EXTRACTED RECORDS =>
>> START
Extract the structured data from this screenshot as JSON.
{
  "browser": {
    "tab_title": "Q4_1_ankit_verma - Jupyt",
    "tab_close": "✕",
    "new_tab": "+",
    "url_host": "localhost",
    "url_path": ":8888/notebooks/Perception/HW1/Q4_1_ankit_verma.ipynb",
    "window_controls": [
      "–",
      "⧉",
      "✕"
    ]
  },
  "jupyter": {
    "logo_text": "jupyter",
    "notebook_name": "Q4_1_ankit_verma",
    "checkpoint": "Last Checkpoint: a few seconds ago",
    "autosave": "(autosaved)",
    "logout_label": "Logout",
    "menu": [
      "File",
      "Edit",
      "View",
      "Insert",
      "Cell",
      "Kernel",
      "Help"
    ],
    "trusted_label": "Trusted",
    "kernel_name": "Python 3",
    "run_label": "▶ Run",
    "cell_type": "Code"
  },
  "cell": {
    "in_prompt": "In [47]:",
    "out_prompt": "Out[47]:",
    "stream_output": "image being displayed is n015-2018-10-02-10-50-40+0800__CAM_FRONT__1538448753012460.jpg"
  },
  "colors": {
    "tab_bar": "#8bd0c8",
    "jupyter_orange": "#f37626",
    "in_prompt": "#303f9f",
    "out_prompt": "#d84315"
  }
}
>> END
WORK INSTRUCTIONS => Please reproduce each record precisely as written.

RESPONSE TO THIS TASK =>
Extract the structured data from this screenshot as JSON.
{
  "browser": {
    "tab_title": "Q4_1_ankit_verma - Jupyt",
    "tab_close": "✕",
    "new_tab": "+",
    "url_host": "localhost",
    "url_path": ":8888/notebooks/Perception/HW1/Q4_1_ankit_verma.ipynb",
    "window_controls": [
      "–",
      "⧉",
      "✕"
    ]
  },
  "jupyter": {
    "logo_text": "jupyter",
    "notebook_name": "Q4_1_ankit_verma",
    "checkpoint": "Last Checkpoint: a few seconds ago",
    "autosave": "(autosaved)",
    "logout_label": "Logout",
    "menu": [
      "File",
      "Edit",
      "View",
      "Insert",
      "Cell",
      "Kernel",
      "Help"
    ],
    "trusted_label": "Trusted",
    "kernel_name": "Python 3",
    "run_label": "▶ Run",
    "cell_type": "Code"
  },
  "cell": {
    "in_prompt": "In [47]:",
    "out_prompt": "Out[47]:",
    "stream_output": "image being displayed is n015-2018-10-02-10-50-40+0800__CAM_FRONT__1538448753012460.jpg"
  },
  "colors": {
    "tab_bar": "#8bd0c8",
    "jupyter_orange": "#f37626",
    "in_prompt": "#303f9f",
    "out_prompt": "#d84315"
  }
}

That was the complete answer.